◆ **What is asked**:
Write the records out again exactly, leaving no images in.

◆ **Provided material**:
● ● ● ● ● ● ●

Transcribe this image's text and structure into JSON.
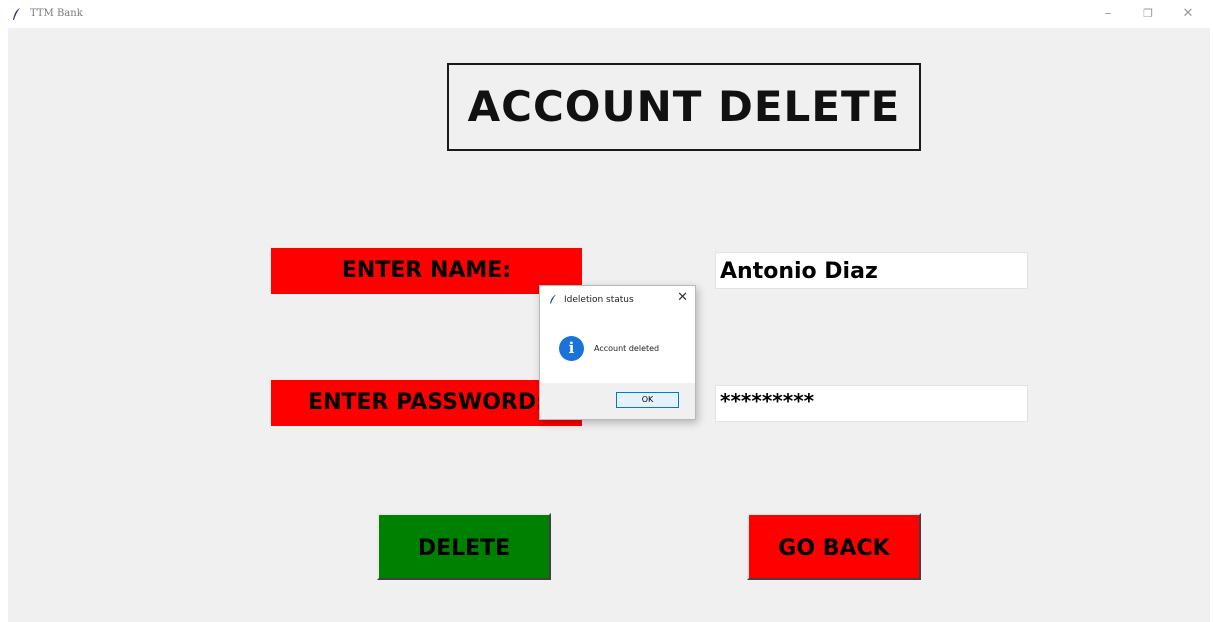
{
  "window": {
    "title": "TTM Bank",
    "icon": "feather-icon",
    "controls": {
      "minimize": "–",
      "restore": "❐",
      "close": "✕"
    }
  },
  "main": {
    "heading": "ACCOUNT DELETE",
    "name_label": "ENTER NAME:",
    "name_value": "Antonio Diaz",
    "password_label": "ENTER PASSWORD:",
    "password_value": "*********",
    "delete_button": "DELETE",
    "back_button": "GO BACK"
  },
  "dialog": {
    "title": "Ideletion status",
    "icon": "info-icon",
    "info_glyph": "i",
    "message": "Account deleted",
    "ok_label": "OK",
    "close_glyph": "✕"
  },
  "colors": {
    "label_bg": "#ff0000",
    "delete_bg": "#008000",
    "back_bg": "#ff0000",
    "info_blue": "#1a73d9"
  }
}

● ● ● ● ● ● ●

◆ **Written answer**:
Transcribe this image's text and structure into JSON.
{
  "window": {
    "title": "TTM Bank",
    "icon": "feather-icon",
    "controls": {
      "minimize": "–",
      "restore": "❐",
      "close": "✕"
    }
  },
  "main": {
    "heading": "ACCOUNT DELETE",
    "name_label": "ENTER NAME:",
    "name_value": "Antonio Diaz",
    "password_label": "ENTER PASSWORD:",
    "password_value": "*********",
    "delete_button": "DELETE",
    "back_button": "GO BACK"
  },
  "dialog": {
    "title": "Ideletion status",
    "icon": "info-icon",
    "info_glyph": "i",
    "message": "Account deleted",
    "ok_label": "OK",
    "close_glyph": "✕"
  },
  "colors": {
    "label_bg": "#ff0000",
    "delete_bg": "#008000",
    "back_bg": "#ff0000",
    "info_blue": "#1a73d9"
  }
}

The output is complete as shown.